O maestro dá como exemplo a escassez de instrumentistas capacitados para o fagote, aquele instrumento de que se ouve um solo no início da gravação de Cartola (1908-1980) para "Preciso Me Encontrar", um clássico de Candeia (1935-1978), outro sambista célebre.
Um único músico em todo o Estado, Gabriel Domingues, sabe tocar profissionalmente o instrumento. E, bingo! Foi durante a sua passagem pela FBR que ele dominou o fagote. Mas essa é uma prosa para outra reportagem.

☆ ☆ ☆ ☆ ☆ ☆ ☆

**Seu objetivo:** Por favor, edite o trecho do texto sobre o fagote desde "Um único músico" até "para outra reportagem.", inclusive, e apresente-o de novo com "reportagem" substituído por "matéria". O material não é usado nesta tarefa.

**Informações fornecidas:**
☆ ☆ ☆ ☆ ☆ ☆ ☆

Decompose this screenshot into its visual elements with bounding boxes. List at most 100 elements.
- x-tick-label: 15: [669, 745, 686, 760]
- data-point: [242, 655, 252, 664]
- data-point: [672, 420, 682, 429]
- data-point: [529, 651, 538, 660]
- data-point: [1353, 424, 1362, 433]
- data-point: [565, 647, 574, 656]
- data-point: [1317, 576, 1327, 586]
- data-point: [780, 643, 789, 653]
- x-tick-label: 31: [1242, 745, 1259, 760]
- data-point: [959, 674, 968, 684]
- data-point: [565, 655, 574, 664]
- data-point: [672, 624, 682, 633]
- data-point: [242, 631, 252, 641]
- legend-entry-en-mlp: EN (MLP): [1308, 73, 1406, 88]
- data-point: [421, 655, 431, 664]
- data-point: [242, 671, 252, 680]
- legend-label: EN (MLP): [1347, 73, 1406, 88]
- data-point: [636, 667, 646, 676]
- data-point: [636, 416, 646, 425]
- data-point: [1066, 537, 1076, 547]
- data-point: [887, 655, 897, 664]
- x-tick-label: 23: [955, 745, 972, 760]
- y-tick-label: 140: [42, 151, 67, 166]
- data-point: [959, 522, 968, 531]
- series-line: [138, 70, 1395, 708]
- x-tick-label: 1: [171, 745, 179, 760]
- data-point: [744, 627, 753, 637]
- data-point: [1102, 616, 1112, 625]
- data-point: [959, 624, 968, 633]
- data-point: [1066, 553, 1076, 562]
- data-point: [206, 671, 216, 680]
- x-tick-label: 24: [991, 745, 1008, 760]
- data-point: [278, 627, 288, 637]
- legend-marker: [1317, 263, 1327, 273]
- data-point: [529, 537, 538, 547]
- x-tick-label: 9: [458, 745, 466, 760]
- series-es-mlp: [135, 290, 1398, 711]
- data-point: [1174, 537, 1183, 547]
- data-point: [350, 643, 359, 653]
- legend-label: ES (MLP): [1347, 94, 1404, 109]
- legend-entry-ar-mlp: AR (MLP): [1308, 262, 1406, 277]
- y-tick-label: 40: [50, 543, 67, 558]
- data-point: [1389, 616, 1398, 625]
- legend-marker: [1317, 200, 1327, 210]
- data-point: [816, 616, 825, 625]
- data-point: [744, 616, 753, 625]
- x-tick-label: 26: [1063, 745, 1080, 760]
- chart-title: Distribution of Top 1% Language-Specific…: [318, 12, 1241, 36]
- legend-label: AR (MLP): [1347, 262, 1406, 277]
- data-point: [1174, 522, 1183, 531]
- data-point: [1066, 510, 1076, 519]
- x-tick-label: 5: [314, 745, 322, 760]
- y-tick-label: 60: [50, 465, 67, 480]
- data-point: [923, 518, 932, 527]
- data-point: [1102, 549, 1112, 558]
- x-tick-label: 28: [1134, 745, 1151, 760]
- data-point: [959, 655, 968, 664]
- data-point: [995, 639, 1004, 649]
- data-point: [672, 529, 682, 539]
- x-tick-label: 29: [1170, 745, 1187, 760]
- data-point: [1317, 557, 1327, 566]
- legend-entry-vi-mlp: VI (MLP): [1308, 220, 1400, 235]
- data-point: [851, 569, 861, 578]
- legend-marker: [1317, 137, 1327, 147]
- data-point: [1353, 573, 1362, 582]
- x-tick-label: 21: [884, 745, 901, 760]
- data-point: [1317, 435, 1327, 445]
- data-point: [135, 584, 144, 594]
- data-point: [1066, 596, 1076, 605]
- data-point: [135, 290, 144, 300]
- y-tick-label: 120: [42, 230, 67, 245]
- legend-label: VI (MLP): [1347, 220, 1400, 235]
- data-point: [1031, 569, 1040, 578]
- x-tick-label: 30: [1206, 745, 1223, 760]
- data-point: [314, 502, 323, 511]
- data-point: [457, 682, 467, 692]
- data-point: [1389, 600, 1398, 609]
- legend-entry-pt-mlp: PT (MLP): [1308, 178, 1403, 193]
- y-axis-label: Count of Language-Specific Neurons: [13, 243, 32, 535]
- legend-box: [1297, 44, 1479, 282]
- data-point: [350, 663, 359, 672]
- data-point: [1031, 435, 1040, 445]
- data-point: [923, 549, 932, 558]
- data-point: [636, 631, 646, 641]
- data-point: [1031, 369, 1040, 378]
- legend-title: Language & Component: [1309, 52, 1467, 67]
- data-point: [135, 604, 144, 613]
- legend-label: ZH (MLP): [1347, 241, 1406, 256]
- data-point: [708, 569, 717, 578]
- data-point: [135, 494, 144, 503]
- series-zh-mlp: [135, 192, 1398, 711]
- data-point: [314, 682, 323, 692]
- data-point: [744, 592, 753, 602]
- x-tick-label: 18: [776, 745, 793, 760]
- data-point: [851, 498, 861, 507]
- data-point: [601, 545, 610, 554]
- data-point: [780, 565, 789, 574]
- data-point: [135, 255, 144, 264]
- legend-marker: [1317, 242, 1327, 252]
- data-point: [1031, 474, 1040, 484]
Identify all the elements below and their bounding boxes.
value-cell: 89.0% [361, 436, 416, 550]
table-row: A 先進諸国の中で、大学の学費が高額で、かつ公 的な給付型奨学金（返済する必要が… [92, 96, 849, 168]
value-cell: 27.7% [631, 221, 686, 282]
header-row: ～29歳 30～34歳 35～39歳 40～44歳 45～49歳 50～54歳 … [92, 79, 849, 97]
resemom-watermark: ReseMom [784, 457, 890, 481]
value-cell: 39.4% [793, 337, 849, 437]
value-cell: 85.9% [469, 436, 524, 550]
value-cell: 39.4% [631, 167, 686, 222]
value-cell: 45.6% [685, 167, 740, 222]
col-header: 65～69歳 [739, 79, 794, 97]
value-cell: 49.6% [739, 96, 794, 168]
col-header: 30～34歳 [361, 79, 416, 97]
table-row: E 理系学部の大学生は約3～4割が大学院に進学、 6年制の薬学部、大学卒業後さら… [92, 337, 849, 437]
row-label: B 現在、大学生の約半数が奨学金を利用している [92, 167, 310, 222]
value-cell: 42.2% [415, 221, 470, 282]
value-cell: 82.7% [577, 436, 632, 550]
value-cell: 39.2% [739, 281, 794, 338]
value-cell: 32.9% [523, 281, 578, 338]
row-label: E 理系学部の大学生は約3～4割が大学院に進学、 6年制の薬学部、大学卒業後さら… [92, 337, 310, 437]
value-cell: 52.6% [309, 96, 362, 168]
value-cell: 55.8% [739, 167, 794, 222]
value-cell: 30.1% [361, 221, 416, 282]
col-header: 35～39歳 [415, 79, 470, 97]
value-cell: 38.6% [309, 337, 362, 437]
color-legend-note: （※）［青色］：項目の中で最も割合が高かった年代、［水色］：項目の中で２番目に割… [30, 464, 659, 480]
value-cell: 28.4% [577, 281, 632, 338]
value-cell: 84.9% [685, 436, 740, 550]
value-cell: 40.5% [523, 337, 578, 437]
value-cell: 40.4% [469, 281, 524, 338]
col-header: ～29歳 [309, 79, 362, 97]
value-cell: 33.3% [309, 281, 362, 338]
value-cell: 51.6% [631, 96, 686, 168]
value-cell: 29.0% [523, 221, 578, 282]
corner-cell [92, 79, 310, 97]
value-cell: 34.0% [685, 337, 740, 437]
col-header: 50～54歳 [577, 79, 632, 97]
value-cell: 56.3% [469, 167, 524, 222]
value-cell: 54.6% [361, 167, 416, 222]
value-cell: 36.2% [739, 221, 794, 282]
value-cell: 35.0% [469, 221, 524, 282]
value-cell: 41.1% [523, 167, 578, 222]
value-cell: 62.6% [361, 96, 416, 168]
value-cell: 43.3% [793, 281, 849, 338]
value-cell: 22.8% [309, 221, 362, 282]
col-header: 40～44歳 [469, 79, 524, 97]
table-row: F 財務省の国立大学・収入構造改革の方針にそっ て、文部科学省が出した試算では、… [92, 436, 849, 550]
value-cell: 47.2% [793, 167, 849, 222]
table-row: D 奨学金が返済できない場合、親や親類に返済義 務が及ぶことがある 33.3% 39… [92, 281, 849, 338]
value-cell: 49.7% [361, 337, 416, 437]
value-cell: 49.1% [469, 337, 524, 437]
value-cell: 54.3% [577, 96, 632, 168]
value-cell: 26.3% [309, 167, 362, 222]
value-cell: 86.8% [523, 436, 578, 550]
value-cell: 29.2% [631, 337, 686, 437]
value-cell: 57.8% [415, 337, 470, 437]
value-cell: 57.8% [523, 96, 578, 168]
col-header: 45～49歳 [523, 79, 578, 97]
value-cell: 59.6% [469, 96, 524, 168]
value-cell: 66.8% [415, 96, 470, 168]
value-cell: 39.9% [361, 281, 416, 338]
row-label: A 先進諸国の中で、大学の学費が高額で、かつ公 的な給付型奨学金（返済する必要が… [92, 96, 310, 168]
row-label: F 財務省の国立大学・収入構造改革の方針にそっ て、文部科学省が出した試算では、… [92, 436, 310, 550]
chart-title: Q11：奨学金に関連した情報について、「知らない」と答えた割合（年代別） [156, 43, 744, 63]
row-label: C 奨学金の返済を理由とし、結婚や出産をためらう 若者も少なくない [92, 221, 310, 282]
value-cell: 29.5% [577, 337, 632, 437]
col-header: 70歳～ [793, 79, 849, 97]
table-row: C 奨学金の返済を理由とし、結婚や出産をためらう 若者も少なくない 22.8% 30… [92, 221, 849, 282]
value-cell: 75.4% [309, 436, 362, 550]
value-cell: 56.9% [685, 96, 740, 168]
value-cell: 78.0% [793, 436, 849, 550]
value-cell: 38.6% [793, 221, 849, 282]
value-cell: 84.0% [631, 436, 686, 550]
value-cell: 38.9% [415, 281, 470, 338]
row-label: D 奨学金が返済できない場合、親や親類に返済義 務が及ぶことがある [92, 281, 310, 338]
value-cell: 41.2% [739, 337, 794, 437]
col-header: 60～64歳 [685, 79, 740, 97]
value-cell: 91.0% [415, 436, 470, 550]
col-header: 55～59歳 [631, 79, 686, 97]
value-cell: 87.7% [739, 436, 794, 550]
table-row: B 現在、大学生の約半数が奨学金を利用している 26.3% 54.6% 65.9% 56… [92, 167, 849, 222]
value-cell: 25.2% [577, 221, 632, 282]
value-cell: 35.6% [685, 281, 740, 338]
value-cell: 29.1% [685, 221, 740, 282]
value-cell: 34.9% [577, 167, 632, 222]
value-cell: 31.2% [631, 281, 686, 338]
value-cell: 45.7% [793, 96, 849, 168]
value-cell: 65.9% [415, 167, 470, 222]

☆ ☆ ☆ ☆ ☆ ☆ ☆

**Tarefa concluída:**
Um único músico em todo o Estado, Gabriel Domingues, sabe tocar profissionalmente o instrumento. E, bingo! Foi durante a sua passagem pela FBR que ele dominou o fagote. Mas essa é uma prosa para outra matéria.